RECORDS SHOWN:
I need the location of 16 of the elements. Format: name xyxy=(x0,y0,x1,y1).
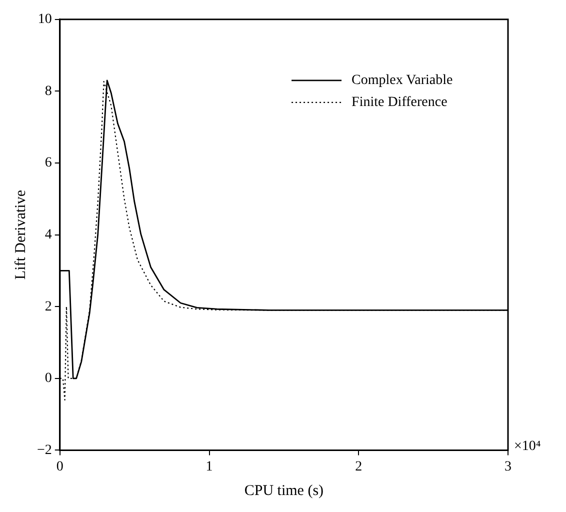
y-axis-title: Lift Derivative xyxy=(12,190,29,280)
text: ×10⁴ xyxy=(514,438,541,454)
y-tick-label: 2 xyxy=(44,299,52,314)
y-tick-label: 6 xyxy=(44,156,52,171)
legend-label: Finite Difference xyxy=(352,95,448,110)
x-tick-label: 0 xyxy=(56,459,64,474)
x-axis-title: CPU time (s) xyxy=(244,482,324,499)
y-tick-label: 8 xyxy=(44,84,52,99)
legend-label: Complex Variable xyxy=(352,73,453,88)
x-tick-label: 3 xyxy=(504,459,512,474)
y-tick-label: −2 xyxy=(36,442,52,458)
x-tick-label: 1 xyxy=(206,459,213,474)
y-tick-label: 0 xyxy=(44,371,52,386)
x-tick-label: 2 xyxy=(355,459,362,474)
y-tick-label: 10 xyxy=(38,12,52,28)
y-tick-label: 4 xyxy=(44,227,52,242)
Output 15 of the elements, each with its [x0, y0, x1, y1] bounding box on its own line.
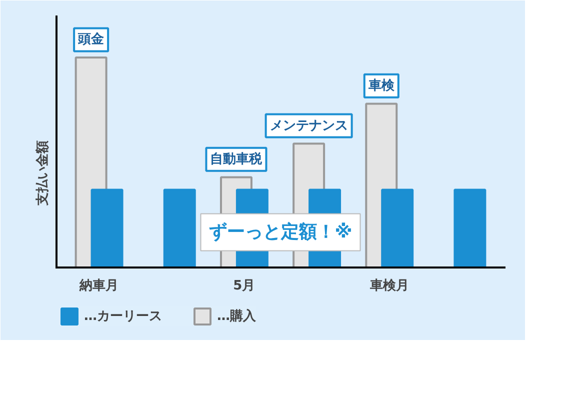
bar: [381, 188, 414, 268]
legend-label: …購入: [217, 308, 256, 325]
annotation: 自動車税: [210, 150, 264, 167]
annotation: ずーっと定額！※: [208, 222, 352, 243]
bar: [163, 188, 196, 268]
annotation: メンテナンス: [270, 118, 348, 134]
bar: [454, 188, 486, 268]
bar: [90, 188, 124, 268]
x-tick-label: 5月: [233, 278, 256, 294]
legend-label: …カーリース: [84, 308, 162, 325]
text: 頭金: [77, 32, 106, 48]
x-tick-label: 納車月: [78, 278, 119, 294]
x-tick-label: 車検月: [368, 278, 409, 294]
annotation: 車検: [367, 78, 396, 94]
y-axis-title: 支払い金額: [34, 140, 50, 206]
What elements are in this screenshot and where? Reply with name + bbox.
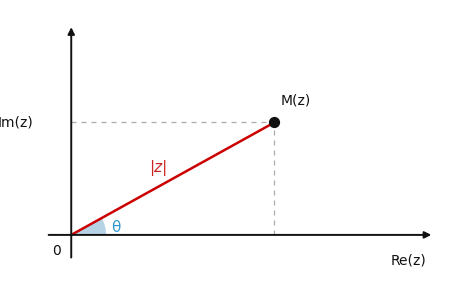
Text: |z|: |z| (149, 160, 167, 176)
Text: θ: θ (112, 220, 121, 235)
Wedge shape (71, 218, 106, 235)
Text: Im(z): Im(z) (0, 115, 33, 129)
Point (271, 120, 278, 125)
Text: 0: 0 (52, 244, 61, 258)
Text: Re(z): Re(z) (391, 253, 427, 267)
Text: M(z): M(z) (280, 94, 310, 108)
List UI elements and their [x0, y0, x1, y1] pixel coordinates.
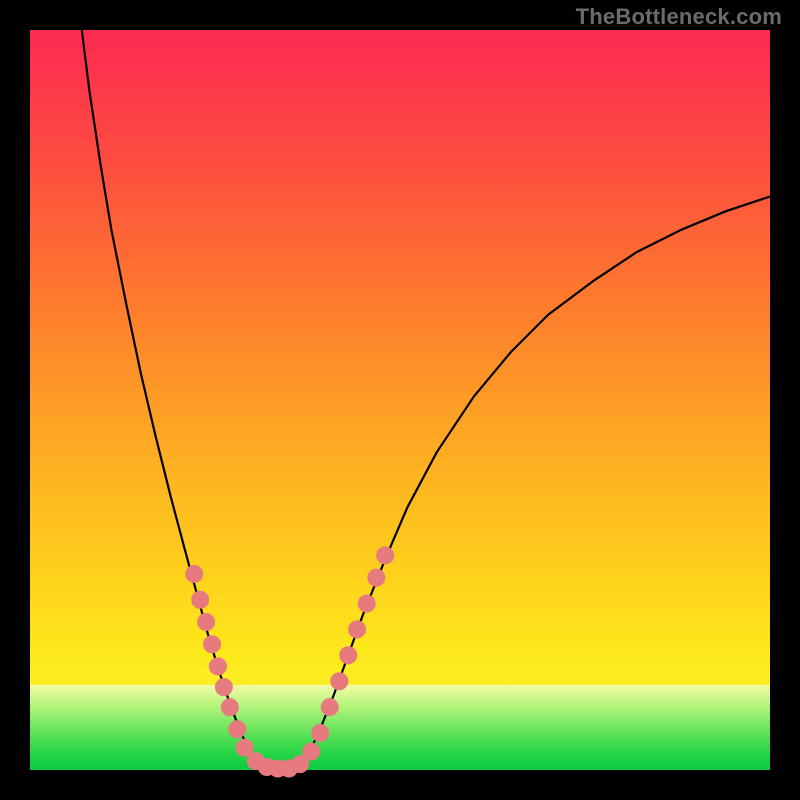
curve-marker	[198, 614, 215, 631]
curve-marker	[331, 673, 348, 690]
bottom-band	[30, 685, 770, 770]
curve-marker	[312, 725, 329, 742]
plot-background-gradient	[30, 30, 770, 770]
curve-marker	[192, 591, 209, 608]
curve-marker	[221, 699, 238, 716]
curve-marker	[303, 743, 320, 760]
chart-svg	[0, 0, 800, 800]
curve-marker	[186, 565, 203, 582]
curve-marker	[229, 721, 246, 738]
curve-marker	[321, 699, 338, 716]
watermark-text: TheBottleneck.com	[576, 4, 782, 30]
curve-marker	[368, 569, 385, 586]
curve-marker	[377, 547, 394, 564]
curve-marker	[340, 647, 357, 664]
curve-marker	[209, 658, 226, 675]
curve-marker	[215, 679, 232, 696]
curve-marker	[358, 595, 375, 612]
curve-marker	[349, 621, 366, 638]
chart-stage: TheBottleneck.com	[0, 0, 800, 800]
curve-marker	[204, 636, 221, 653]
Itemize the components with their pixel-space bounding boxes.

...

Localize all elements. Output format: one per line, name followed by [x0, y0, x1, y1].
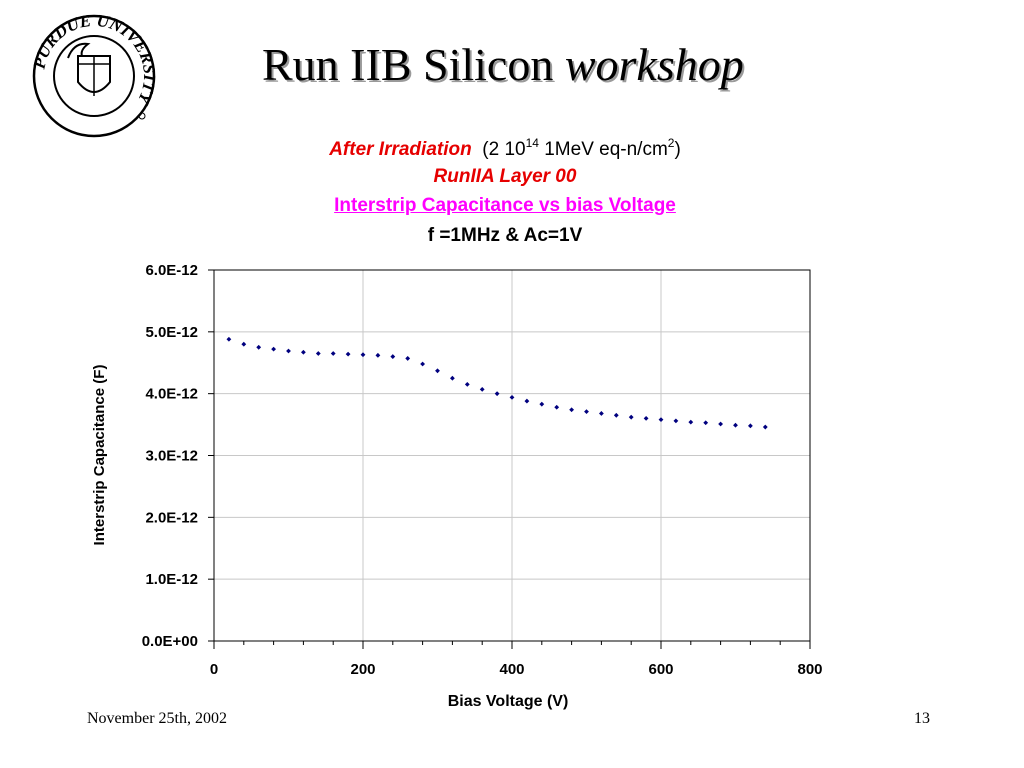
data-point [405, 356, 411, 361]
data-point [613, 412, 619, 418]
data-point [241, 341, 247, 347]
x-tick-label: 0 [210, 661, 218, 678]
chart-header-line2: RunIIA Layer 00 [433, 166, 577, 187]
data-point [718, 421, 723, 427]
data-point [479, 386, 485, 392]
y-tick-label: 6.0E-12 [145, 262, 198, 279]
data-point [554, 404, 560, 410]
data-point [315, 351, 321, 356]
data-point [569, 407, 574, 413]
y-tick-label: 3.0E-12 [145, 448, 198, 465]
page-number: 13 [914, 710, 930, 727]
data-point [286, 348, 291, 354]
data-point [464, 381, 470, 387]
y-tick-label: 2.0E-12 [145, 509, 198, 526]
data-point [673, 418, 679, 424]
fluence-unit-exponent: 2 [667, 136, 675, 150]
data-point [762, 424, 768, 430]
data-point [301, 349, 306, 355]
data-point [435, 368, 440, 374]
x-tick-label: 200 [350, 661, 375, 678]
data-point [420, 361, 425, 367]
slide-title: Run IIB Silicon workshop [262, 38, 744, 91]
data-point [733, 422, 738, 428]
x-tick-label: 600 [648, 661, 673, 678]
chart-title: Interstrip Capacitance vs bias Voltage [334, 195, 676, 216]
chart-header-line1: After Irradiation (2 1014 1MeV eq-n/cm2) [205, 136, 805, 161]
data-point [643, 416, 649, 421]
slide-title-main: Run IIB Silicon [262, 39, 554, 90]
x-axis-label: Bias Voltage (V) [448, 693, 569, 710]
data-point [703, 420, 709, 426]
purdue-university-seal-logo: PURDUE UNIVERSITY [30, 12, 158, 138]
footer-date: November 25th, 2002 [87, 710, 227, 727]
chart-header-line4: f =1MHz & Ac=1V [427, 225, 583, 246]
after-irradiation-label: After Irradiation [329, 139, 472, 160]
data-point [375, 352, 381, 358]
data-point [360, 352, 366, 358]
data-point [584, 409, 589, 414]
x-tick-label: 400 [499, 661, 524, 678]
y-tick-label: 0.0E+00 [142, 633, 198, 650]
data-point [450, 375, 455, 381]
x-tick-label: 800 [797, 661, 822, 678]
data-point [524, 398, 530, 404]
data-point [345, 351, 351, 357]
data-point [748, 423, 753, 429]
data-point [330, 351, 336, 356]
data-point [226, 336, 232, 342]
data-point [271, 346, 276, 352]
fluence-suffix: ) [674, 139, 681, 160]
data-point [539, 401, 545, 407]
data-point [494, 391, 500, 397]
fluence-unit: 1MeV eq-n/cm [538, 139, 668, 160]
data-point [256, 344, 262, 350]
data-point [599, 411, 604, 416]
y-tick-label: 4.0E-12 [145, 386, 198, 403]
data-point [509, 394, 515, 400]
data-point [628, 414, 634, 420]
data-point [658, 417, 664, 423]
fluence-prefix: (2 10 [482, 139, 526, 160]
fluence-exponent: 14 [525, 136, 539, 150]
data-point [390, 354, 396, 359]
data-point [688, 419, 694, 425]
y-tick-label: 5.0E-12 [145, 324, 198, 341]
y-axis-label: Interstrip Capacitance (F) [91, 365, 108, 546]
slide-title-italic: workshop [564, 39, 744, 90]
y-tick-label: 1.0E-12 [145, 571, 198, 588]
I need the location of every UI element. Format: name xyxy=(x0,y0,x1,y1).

YOUR INSTRUCTIONS: Could you write out the stretch of the records above from "Text: |z|: |z| (149, 160, 167, 176)" through "List UI elements" again, changing "Wedge shape" to "Sector shape" and leaving everything else unaltered?

PROBLEM SOLUTION:
Text: |z|: |z| (149, 160, 167, 176)
Text: θ: θ (112, 220, 121, 235)
Sector shape (71, 218, 106, 235)
Text: Im(z): Im(z) (0, 115, 33, 129)
Point (271, 120, 278, 125)
Text: 0: 0 (52, 244, 61, 258)
Text: Re(z): Re(z) (391, 253, 427, 267)
Text: M(z): M(z) (280, 94, 310, 108)
List UI elements and their [x0, y0, x1, y1] pixel coordinates.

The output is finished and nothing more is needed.